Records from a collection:
* * * * * * * * *

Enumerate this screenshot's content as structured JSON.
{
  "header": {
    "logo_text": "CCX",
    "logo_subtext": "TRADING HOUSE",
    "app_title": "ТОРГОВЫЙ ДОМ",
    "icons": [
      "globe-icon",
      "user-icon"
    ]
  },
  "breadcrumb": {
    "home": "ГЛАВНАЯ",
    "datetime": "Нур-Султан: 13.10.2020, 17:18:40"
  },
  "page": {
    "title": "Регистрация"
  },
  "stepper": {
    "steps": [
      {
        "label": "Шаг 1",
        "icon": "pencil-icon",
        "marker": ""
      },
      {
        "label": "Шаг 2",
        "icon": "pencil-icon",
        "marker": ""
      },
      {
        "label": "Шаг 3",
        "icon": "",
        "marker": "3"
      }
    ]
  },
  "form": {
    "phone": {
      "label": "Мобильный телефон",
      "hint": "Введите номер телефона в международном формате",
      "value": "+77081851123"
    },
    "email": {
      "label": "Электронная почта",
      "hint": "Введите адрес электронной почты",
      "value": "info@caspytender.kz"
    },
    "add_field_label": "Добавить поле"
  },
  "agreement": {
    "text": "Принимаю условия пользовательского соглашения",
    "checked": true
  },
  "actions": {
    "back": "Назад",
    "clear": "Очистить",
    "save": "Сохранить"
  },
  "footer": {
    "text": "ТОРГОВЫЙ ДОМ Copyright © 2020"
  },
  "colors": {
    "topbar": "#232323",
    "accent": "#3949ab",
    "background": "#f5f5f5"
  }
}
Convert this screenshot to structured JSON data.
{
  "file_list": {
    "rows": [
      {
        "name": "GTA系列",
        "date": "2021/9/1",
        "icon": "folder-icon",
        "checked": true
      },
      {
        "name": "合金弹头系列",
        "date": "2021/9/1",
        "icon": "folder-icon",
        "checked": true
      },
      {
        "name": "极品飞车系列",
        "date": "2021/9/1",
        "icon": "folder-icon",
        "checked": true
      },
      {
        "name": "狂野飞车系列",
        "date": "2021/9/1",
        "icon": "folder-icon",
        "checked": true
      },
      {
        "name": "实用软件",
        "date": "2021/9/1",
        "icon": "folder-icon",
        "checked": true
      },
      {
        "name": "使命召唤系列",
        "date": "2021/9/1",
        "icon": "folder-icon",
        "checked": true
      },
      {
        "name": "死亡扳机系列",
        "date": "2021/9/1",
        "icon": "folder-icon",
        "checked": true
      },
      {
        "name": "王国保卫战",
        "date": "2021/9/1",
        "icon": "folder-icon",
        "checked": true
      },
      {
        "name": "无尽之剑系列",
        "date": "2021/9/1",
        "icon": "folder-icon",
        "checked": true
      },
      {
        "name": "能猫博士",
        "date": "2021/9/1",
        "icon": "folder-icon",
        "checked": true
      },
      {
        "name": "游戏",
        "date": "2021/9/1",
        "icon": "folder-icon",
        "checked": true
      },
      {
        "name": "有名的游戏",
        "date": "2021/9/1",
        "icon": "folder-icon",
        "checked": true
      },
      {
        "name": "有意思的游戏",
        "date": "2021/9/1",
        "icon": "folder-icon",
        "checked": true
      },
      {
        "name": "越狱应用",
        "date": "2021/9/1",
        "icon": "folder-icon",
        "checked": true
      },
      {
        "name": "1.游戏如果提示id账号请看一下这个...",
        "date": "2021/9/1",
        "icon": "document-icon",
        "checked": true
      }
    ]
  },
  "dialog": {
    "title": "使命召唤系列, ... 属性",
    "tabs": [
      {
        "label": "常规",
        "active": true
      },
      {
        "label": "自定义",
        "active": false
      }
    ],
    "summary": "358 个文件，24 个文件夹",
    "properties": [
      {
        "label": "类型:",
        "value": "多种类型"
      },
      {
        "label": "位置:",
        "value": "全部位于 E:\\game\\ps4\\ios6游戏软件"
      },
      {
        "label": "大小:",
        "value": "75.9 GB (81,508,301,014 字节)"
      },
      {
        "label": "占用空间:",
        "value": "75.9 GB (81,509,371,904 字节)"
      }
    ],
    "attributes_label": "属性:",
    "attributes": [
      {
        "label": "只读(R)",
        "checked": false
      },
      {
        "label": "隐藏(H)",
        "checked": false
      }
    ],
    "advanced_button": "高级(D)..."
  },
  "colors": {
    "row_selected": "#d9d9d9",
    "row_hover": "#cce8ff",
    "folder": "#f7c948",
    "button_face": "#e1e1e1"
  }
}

* * * * * * * * *

Print the listing above in full, exactly as it is.

Enumerate this screenshot's content as structured JSON.
{
  "header": {
    "logo_text": "CCX",
    "logo_subtext": "TRADING HOUSE",
    "app_title": "ТОРГОВЫЙ ДОМ",
    "icons": [
      "globe-icon",
      "user-icon"
    ]
  },
  "breadcrumb": {
    "home": "ГЛАВНАЯ",
    "datetime": "Нур-Султан: 13.10.2020, 17:18:40"
  },
  "page": {
    "title": "Регистрация"
  },
  "stepper": {
    "steps": [
      {
        "label": "Шаг 1",
        "icon": "pencil-icon",
        "marker": ""
      },
      {
        "label": "Шаг 2",
        "icon": "pencil-icon",
        "marker": ""
      },
      {
        "label": "Шаг 3",
        "icon": "",
        "marker": "3"
      }
    ]
  },
  "form": {
    "phone": {
      "label": "Мобильный телефон",
      "hint": "Введите номер телефона в международном формате",
      "value": "+77081851123"
    },
    "email": {
      "label": "Электронная почта",
      "hint": "Введите адрес электронной почты",
      "value": "info@caspytender.kz"
    },
    "add_field_label": "Добавить поле"
  },
  "agreement": {
    "text": "Принимаю условия пользовательского соглашения",
    "checked": true
  },
  "actions": {
    "back": "Назад",
    "clear": "Очистить",
    "save": "Сохранить"
  },
  "footer": {
    "text": "ТОРГОВЫЙ ДОМ Copyright © 2020"
  },
  "colors": {
    "topbar": "#232323",
    "accent": "#3949ab",
    "background": "#f5f5f5"
  }
}
Convert this screenshot to structured JSON data.
{
  "file_list": {
    "rows": [
      {
        "name": "GTA系列",
        "date": "2021/9/1",
        "icon": "folder-icon",
        "checked": true
      },
      {
        "name": "合金弹头系列",
        "date": "2021/9/1",
        "icon": "folder-icon",
        "checked": true
      },
      {
        "name": "极品飞车系列",
        "date": "2021/9/1",
        "icon": "folder-icon",
        "checked": true
      },
      {
        "name": "狂野飞车系列",
        "date": "2021/9/1",
        "icon": "folder-icon",
        "checked": true
      },
      {
        "name": "实用软件",
        "date": "2021/9/1",
        "icon": "folder-icon",
        "checked": true
      },
      {
        "name": "使命召唤系列",
        "date": "2021/9/1",
        "icon": "folder-icon",
        "checked": true
      },
      {
        "name": "死亡扳机系列",
        "date": "2021/9/1",
        "icon": "folder-icon",
        "checked": true
      },
      {
        "name": "王国保卫战",
        "date": "2021/9/1",
        "icon": "folder-icon",
        "checked": true
      },
      {
        "name": "无尽之剑系列",
        "date": "2021/9/1",
        "icon": "folder-icon",
        "checked": true
      },
      {
        "name": "能猫博士",
        "date": "2021/9/1",
        "icon": "folder-icon",
        "checked": true
      },
      {
        "name": "游戏",
        "date": "2021/9/1",
        "icon": "folder-icon",
        "checked": true
      },
      {
        "name": "有名的游戏",
        "date": "2021/9/1",
        "icon": "folder-icon",
        "checked": true
      },
      {
        "name": "有意思的游戏",
        "date": "2021/9/1",
        "icon": "folder-icon",
        "checked": true
      },
      {
        "name": "越狱应用",
        "date": "2021/9/1",
        "icon": "folder-icon",
        "checked": true
      },
      {
        "name": "1.游戏如果提示id账号请看一下这个...",
        "date": "2021/9/1",
        "icon": "document-icon",
        "checked": true
      }
    ]
  },
  "dialog": {
    "title": "使命召唤系列, ... 属性",
    "tabs": [
      {
        "label": "常规",
        "active": true
      },
      {
        "label": "自定义",
        "active": false
      }
    ],
    "summary": "358 个文件，24 个文件夹",
    "properties": [
      {
        "label": "类型:",
        "value": "多种类型"
      },
      {
        "label": "位置:",
        "value": "全部位于 E:\\game\\ps4\\ios6游戏软件"
      },
      {
        "label": "大小:",
        "value": "75.9 GB (81,508,301,014 字节)"
      },
      {
        "label": "占用空间:",
        "value": "75.9 GB (81,509,371,904 字节)"
      }
    ],
    "attributes_label": "属性:",
    "attributes": [
      {
        "label": "只读(R)",
        "checked": false
      },
      {
        "label": "隐藏(H)",
        "checked": false
      }
    ],
    "advanced_button": "高级(D)..."
  },
  "colors": {
    "row_selected": "#d9d9d9",
    "row_hover": "#cce8ff",
    "folder": "#f7c948",
    "button_face": "#e1e1e1"
  }
}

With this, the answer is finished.